■ Goal of the exercise:
State the number of lines where "grades" appears. Add nothing else.
+++ Provided records +++
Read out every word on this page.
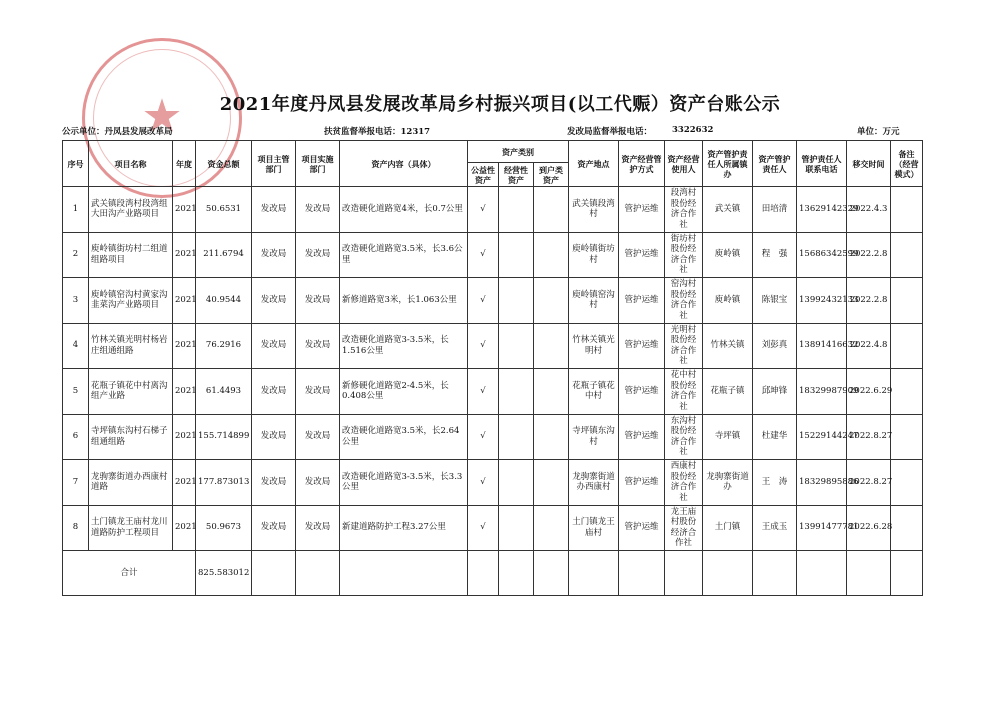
★	2021年度丹凤县发展改革局乡村振兴项目(以工代赈）资产台账公示
公示单位：丹凤县发展改革局	扶贫监督举报电话：12317	发改局监督举报电话： 3322632	单位：万元
序号	项目名称	年度	资金总额	项目主管部门	项目实施部门	资产内容（具体）	资产类别			资产地点	资产经营管护方式	资产经营使用人	资产管护责任人所属镇办	资产管护责任人	管护责任人联系电话	移交时间	备注（经营模式）
							公益性资产	经营性资产	到户类资产								
1	武关镇段湾村段湾组大田沟产业路项目	2021	50.6531	发改局	发改局	改造硬化道路宽4米，长0.7公里	√			武关镇段湾村	管护运维	段湾村股份经济合作社	武关镇	田培清	13629142329	2022.4.3	
2	庾岭镇街坊村二组道组路项目	2021	211.6794	发改局	发改局	改造硬化道路宽3.5米，长3.6公里	√			庾岭镇街坊村	管护运维	街坊村股份经济合作社	庾岭镇	程　强	15686342599	2022.2.8	
3	庾岭镇窑沟村黄家沟韭菜沟产业路项目	2021	40.9544	发改局	发改局	新修道路宽3米，长1.063公里	√			庾岭镇窑沟村	管护运维	窑沟村股份经济合作社	庾岭镇	陈银宝	13992432133	2022.2.8	
4	竹林关镇光明村杨岩庄组通组路	2021	76.2916	发改局	发改局	改造硬化道路宽3-3.5米，长1.516公里	√			竹林关镇光明村	管护运维	光明村股份经济合作社	竹林关镇	刘彭真	13891416632	2022.4.8	
5	花瓶子镇花中村离沟组产业路	2021	61.4493	发改局	发改局	新修硬化道路宽2-4.5米，长0.408公里	√			花瓶子镇花中村	管护运维	花中村股份经济合作社	花瓶子镇	邱坤锋	18329987909	2022.6.29	
6	寺坪镇东沟村石梯子组通组路	2021	155.714899	发改局	发改局	改造硬化道路宽3.5米，长2.64公里	√			寺坪镇东沟村	管护运维	东沟村股份经济合作社	寺坪镇	杜建华	15229144247	2022.8.27	
7	龙驹寨街道办西康村道路	2021	177.873013	发改局	发改局	改造硬化道路宽3-3.5米，长3.3公里	√			龙驹寨街道办西康村	管护运维	西康村股份经济合作社	龙驹寨街道办	王　涛	18329895886	2022.8.27	
8	土门镇龙王庙村龙川道路防护工程项目	2021	50.9673	发改局	发改局	新建道路防护工程3.27公里	√			土门镇龙王庙村	管护运维	龙王庙村股份经济合作社	土门镇	王成玉	13991477781	2022.6.28	
合计			825.583012														
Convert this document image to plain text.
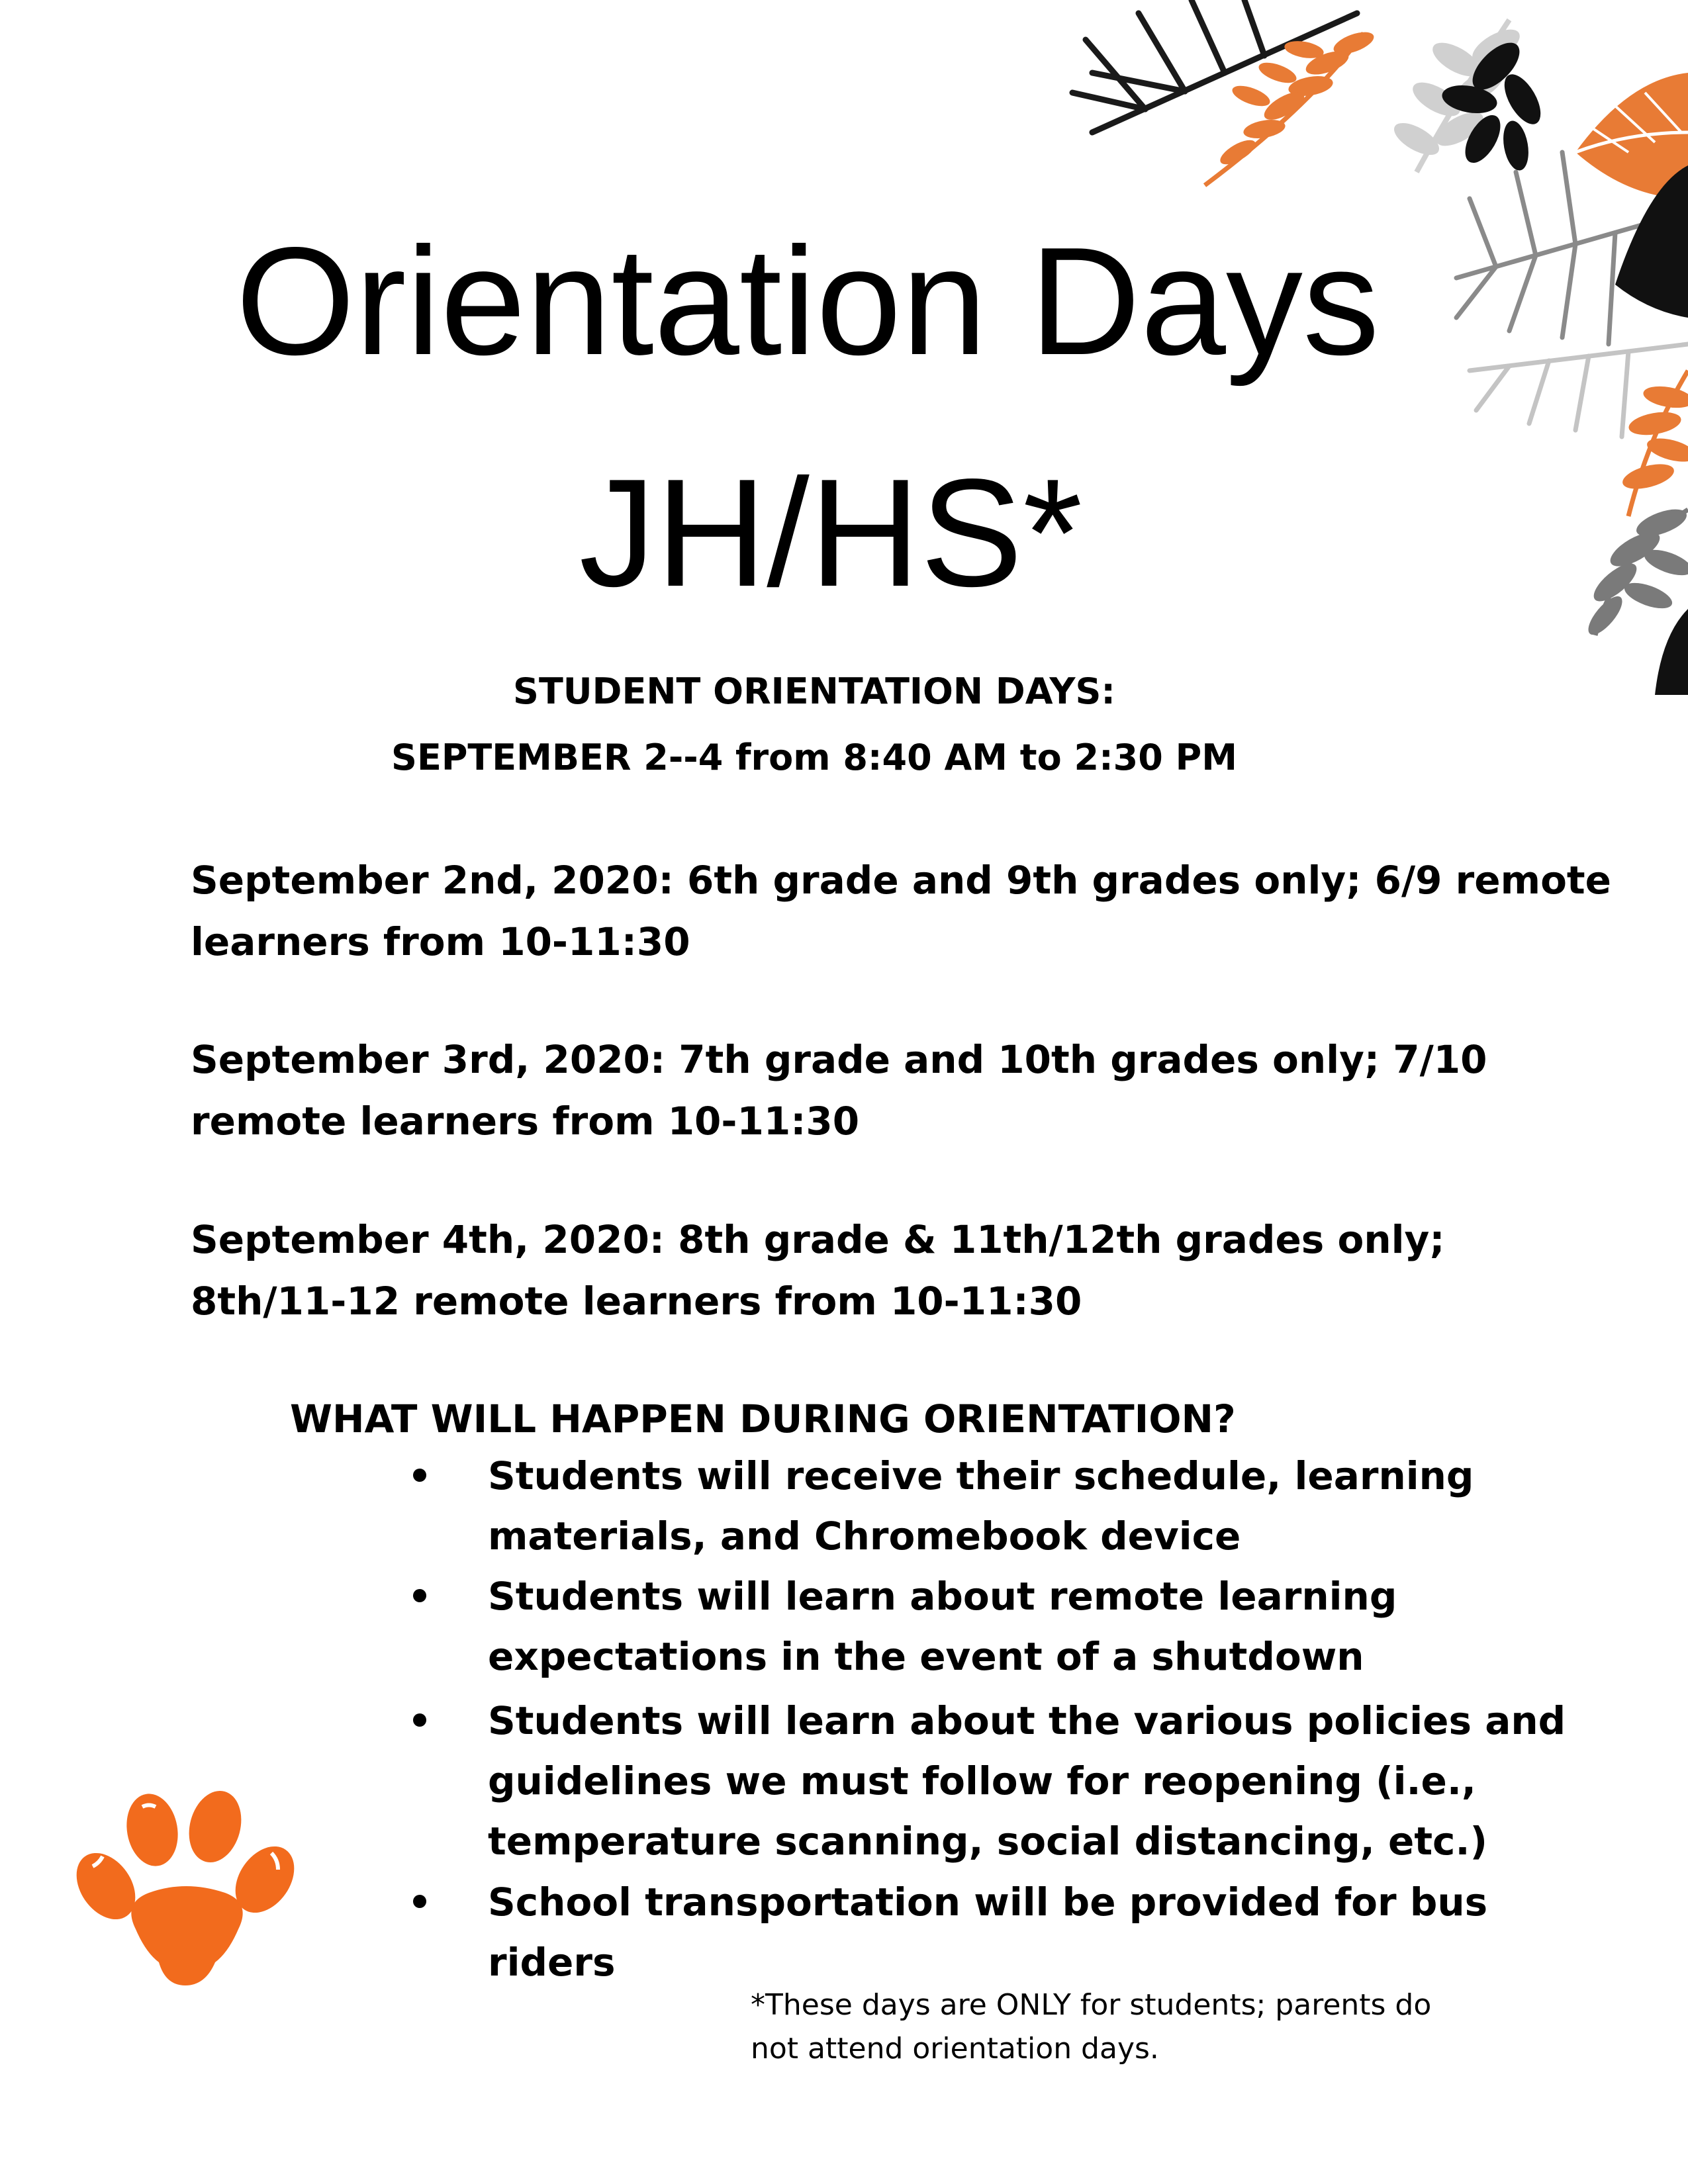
Orientation Days
JH/HS*

STUDENT ORIENTATION DAYS:

SEPTEMBER 2--4 from 8:40 AM to 2:30 PM

September 2nd, 2020: 6th grade and 9th grades only; 6/9 remote
learners from 10-11:30

September 3rd, 2020: 7th grade and 10th grades only; 7/10
remote learners from 10-11:30

September 4th, 2020: 8th grade & 11th/12th grades only;
8th/11-12 remote learners from 10-11:30

WHAT WILL HAPPEN DURING ORIENTATION?
Students will receive their schedule, learning
materials, and Chromebook device
Students will learn about remote learning
expectations in the event of a shutdown
Students will learn about the various policies and
guidelines we must follow for reopening (i.e.,
temperature scanning, social distancing, etc.)
School transportation will be provided for bus
riders

*These days are ONLY for students; parents do
not attend orientation days.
+++
■ Answer to this task:
3